### Task description
Say how many lines hold the string "fixed"; please write nothing but the number.

### Data provided
------------------------------------------------------------------------

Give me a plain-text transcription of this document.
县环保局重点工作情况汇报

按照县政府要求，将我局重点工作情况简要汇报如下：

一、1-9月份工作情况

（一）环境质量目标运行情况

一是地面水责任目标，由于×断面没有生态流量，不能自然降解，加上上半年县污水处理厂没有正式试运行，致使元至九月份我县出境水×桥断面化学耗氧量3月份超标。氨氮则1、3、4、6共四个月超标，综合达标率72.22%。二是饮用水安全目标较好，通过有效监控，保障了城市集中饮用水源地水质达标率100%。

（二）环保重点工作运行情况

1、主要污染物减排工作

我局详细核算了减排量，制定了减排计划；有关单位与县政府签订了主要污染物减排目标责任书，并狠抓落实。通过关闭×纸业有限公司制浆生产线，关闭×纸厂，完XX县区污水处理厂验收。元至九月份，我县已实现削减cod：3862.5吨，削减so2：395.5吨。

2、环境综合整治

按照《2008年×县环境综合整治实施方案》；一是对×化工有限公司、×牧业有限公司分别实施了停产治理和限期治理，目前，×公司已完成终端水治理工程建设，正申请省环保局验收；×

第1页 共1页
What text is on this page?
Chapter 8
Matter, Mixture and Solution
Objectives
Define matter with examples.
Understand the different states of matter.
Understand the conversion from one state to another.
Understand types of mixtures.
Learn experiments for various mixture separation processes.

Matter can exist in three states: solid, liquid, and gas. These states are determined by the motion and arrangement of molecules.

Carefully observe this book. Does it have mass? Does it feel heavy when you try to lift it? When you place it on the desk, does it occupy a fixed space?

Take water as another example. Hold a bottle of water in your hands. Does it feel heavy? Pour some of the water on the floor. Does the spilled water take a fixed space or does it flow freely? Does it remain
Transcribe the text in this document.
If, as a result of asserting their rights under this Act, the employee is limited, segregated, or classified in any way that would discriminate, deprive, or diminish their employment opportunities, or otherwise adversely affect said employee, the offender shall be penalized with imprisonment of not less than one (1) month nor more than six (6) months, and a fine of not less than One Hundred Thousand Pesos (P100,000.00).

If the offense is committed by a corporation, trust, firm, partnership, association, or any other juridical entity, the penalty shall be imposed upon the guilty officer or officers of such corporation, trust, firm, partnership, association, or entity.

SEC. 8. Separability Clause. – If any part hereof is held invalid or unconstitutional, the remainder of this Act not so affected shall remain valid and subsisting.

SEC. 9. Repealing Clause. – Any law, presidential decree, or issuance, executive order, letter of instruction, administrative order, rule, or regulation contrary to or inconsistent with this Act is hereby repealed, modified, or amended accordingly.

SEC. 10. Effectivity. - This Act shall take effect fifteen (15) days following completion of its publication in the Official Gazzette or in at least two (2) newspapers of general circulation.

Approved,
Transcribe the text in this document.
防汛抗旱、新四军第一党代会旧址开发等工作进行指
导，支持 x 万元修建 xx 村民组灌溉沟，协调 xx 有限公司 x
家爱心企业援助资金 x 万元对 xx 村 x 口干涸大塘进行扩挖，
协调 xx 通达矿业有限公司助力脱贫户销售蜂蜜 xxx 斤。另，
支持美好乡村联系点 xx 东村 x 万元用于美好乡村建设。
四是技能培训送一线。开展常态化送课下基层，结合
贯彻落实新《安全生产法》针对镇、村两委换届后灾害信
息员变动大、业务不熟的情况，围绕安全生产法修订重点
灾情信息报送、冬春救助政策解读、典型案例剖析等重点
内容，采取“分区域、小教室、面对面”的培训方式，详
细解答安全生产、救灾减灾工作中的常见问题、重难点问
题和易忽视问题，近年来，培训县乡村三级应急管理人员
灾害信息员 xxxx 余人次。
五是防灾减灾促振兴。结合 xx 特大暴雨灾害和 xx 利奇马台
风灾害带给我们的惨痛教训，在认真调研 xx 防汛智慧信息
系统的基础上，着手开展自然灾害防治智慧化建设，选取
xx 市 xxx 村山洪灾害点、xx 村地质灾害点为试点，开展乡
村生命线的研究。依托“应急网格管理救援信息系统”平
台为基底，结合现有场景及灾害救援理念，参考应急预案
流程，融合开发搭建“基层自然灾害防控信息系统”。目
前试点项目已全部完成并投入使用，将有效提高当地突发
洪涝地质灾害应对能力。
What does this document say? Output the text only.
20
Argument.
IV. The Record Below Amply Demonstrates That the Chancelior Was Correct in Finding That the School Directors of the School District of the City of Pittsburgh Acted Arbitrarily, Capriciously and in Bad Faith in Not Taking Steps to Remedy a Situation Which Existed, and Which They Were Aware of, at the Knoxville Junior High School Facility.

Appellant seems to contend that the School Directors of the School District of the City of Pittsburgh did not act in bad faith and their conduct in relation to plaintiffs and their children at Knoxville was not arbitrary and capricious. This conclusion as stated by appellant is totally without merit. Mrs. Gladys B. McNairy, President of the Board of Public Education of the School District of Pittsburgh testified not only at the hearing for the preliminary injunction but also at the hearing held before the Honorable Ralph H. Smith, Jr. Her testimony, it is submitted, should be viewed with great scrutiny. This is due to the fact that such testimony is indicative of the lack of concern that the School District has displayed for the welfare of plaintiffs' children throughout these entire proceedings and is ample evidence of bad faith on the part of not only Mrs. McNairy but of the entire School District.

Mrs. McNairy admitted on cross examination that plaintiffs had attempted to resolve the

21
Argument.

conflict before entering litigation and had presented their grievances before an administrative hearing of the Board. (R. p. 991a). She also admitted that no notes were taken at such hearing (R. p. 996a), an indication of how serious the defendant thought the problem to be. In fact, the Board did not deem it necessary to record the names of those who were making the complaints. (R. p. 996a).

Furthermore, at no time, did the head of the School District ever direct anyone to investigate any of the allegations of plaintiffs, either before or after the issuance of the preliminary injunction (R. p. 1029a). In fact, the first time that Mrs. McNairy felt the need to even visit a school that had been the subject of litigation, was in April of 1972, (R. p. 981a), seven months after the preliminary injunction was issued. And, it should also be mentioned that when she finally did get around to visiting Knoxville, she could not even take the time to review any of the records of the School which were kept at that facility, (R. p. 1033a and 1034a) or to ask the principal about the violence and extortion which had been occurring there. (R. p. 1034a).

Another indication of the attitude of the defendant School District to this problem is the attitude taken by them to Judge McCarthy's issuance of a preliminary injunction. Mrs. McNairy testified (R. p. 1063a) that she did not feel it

------------------------------------------------------------------------

### Solution
2